>> begin

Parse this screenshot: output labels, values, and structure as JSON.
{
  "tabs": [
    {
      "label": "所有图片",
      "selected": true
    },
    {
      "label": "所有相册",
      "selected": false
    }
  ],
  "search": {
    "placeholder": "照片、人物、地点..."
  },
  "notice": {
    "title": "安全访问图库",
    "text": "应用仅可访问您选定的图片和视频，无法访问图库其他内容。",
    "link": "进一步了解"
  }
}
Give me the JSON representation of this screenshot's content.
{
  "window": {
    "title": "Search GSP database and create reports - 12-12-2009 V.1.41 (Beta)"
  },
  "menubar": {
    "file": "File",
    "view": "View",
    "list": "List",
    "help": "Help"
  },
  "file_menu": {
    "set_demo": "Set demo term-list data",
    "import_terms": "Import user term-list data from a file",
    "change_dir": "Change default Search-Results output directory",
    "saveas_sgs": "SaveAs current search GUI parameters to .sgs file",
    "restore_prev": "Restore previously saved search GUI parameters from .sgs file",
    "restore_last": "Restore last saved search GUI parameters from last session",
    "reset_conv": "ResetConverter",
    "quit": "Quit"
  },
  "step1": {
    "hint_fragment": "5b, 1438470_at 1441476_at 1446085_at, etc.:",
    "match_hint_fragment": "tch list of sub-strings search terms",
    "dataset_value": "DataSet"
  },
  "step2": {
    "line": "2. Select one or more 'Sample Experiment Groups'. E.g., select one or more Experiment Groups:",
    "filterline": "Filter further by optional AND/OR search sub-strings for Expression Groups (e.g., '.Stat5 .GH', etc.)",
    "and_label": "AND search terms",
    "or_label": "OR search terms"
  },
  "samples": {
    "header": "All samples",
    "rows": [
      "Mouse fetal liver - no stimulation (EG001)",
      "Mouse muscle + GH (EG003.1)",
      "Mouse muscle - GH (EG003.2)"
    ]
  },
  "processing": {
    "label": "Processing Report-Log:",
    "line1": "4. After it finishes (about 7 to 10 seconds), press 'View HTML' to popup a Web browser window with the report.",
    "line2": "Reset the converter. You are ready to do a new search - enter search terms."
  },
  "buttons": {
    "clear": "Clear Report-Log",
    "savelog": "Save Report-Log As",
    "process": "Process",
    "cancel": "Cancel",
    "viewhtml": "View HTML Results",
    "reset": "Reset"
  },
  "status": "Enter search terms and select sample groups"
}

>> end

Using the entries above, please restate each one word for word.

[Task output]
Parse this screenshot: output labels, values, and structure as JSON.
{
  "tabs": [
    {
      "label": "所有图片",
      "selected": true
    },
    {
      "label": "所有相册",
      "selected": false
    }
  ],
  "search": {
    "placeholder": "照片、人物、地点..."
  },
  "notice": {
    "title": "安全访问图库",
    "text": "应用仅可访问您选定的图片和视频，无法访问图库其他内容。",
    "link": "进一步了解"
  }
}
Give me the JSON representation of this screenshot's content.
{
  "window": {
    "title": "Search GSP database and create reports - 12-12-2009 V.1.41 (Beta)"
  },
  "menubar": {
    "file": "File",
    "view": "View",
    "list": "List",
    "help": "Help"
  },
  "file_menu": {
    "set_demo": "Set demo term-list data",
    "import_terms": "Import user term-list data from a file",
    "change_dir": "Change default Search-Results output directory",
    "saveas_sgs": "SaveAs current search GUI parameters to .sgs file",
    "restore_prev": "Restore previously saved search GUI parameters from .sgs file",
    "restore_last": "Restore last saved search GUI parameters from last session",
    "reset_conv": "ResetConverter",
    "quit": "Quit"
  },
  "step1": {
    "hint_fragment": "5b, 1438470_at 1441476_at 1446085_at, etc.:",
    "match_hint_fragment": "tch list of sub-strings search terms",
    "dataset_value": "DataSet"
  },
  "step2": {
    "line": "2. Select one or more 'Sample Experiment Groups'. E.g., select one or more Experiment Groups:",
    "filterline": "Filter further by optional AND/OR search sub-strings for Expression Groups (e.g., '.Stat5 .GH', etc.)",
    "and_label": "AND search terms",
    "or_label": "OR search terms"
  },
  "samples": {
    "header": "All samples",
    "rows": [
      "Mouse fetal liver - no stimulation (EG001)",
      "Mouse muscle + GH (EG003.1)",
      "Mouse muscle - GH (EG003.2)"
    ]
  },
  "processing": {
    "label": "Processing Report-Log:",
    "line1": "4. After it finishes (about 7 to 10 seconds), press 'View HTML' to popup a Web browser window with the report.",
    "line2": "Reset the converter. You are ready to do a new search - enter search terms."
  },
  "buttons": {
    "clear": "Clear Report-Log",
    "savelog": "Save Report-Log As",
    "process": "Process",
    "cancel": "Cancel",
    "viewhtml": "View HTML Results",
    "reset": "Reset"
  },
  "status": "Enter search terms and select sample groups"
}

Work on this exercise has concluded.